----- Task data
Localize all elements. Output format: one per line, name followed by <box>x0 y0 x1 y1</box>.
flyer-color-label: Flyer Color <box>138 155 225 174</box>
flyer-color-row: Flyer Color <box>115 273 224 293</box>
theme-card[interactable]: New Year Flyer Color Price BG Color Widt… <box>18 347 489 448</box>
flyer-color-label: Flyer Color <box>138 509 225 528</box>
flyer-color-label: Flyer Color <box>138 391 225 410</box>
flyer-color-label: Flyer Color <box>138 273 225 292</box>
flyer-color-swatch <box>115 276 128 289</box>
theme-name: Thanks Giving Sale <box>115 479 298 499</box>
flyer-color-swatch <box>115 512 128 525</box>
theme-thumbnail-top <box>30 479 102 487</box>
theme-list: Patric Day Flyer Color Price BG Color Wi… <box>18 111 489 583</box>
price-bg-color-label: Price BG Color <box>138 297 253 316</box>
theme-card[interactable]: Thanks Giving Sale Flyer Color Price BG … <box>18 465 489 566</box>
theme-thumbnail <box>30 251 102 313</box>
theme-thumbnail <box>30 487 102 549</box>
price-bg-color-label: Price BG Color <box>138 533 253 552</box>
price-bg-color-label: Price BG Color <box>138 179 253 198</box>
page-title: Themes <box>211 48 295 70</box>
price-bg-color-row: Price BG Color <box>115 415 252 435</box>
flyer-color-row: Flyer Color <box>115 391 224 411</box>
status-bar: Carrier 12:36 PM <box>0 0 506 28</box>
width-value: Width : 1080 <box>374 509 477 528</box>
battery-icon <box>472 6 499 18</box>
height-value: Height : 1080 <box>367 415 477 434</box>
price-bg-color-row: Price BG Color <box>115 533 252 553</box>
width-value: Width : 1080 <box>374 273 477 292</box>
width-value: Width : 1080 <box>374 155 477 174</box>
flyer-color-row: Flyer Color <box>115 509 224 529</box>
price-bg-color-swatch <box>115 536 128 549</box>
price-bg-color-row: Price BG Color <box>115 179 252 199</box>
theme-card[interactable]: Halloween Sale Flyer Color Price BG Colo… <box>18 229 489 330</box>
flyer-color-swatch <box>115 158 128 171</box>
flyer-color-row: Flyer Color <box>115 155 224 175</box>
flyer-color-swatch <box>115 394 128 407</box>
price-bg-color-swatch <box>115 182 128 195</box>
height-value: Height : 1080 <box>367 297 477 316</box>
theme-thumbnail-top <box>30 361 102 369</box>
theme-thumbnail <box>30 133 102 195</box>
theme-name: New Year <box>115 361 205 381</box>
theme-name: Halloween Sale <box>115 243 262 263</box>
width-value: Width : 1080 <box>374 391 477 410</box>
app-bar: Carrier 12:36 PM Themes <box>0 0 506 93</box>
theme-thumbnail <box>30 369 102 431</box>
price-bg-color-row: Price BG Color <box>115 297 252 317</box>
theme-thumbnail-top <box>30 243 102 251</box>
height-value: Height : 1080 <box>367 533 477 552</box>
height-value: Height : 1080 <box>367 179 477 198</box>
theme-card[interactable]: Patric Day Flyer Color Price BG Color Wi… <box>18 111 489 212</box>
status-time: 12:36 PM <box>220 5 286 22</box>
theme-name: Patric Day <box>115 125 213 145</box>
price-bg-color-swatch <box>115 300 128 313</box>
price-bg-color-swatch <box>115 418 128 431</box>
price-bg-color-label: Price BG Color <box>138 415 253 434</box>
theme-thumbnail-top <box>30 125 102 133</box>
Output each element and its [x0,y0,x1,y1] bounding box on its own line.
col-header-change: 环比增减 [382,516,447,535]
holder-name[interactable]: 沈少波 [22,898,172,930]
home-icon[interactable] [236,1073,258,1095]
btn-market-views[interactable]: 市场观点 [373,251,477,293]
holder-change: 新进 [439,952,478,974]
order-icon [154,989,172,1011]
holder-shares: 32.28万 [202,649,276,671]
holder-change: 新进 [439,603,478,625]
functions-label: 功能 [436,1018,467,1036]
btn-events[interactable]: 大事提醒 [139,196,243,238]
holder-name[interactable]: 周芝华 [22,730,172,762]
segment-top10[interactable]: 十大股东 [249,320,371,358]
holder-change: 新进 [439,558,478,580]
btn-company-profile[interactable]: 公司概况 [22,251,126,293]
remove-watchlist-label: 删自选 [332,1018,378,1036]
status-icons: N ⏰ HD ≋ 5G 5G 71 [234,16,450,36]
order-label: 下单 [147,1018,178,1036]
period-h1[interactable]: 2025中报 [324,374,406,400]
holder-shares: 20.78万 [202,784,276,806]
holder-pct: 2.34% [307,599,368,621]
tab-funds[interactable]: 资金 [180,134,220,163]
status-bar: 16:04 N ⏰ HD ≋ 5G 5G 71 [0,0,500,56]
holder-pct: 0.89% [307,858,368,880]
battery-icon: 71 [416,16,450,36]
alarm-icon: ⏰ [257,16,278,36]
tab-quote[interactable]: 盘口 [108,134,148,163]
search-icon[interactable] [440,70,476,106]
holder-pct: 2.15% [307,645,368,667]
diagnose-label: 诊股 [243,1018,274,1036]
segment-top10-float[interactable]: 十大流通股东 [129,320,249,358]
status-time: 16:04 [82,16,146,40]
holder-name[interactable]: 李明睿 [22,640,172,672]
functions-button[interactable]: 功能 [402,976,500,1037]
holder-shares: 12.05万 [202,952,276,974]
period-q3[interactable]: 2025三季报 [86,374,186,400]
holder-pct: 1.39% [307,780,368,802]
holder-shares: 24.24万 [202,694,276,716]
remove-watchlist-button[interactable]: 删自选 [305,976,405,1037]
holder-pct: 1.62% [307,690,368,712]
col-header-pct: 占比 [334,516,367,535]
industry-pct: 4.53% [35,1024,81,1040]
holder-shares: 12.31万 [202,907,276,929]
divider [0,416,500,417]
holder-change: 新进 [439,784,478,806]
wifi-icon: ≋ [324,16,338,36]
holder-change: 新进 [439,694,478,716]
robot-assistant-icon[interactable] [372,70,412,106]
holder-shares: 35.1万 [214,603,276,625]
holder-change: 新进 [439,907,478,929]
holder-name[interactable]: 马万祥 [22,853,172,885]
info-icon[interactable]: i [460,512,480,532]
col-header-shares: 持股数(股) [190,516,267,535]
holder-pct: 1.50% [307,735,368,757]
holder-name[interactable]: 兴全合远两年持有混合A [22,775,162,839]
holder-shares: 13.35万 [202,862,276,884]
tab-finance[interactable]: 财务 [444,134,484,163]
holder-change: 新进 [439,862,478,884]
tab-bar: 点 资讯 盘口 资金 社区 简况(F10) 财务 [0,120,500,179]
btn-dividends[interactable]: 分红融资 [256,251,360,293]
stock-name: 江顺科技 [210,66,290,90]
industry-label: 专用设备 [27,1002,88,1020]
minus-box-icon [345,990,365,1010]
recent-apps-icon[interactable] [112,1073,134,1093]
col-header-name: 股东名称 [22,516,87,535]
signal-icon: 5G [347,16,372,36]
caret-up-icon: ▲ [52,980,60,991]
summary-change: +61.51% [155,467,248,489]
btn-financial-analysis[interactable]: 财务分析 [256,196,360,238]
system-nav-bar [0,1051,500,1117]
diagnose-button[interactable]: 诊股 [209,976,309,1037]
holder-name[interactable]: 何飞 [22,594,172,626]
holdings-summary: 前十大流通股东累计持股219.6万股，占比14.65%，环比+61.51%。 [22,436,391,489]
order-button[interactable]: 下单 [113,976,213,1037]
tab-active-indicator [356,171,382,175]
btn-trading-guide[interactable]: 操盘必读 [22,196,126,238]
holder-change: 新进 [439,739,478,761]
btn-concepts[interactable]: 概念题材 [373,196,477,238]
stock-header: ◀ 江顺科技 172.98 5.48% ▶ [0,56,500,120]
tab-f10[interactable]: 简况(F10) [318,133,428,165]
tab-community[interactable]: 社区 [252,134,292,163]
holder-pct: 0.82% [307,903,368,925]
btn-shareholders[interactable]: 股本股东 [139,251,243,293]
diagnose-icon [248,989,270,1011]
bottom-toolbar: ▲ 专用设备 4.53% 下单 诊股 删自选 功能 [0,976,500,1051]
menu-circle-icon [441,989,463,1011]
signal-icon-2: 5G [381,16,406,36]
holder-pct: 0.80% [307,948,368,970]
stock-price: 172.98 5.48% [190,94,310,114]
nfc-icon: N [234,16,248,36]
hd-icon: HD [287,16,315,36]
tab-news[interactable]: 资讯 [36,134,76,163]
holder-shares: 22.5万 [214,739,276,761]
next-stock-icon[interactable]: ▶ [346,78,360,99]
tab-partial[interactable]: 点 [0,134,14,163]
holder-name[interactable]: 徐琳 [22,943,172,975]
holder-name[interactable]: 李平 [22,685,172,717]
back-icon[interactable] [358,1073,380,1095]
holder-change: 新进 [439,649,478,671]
----------
▸ **Instructions for the task**:
Starting at the beginning of the data and stopping after the line that contains "flyer-color-swatch <box>115 512 128 525</box>", write those lines out again, swapping "Thanks Giving Sale" for "Thanksgiving Sale" and changing nothing else.

▸ **Right answer**:
Localize all elements. Output format: one per line, name followed by <box>x0 y0 x1 y1</box>.
flyer-color-label: Flyer Color <box>138 155 225 174</box>
flyer-color-row: Flyer Color <box>115 273 224 293</box>
theme-card[interactable]: New Year Flyer Color Price BG Color Widt… <box>18 347 489 448</box>
flyer-color-label: Flyer Color <box>138 509 225 528</box>
flyer-color-label: Flyer Color <box>138 391 225 410</box>
flyer-color-label: Flyer Color <box>138 273 225 292</box>
flyer-color-swatch <box>115 276 128 289</box>
theme-name: Thanksgiving Sale <box>115 479 298 499</box>
flyer-color-swatch <box>115 512 128 525</box>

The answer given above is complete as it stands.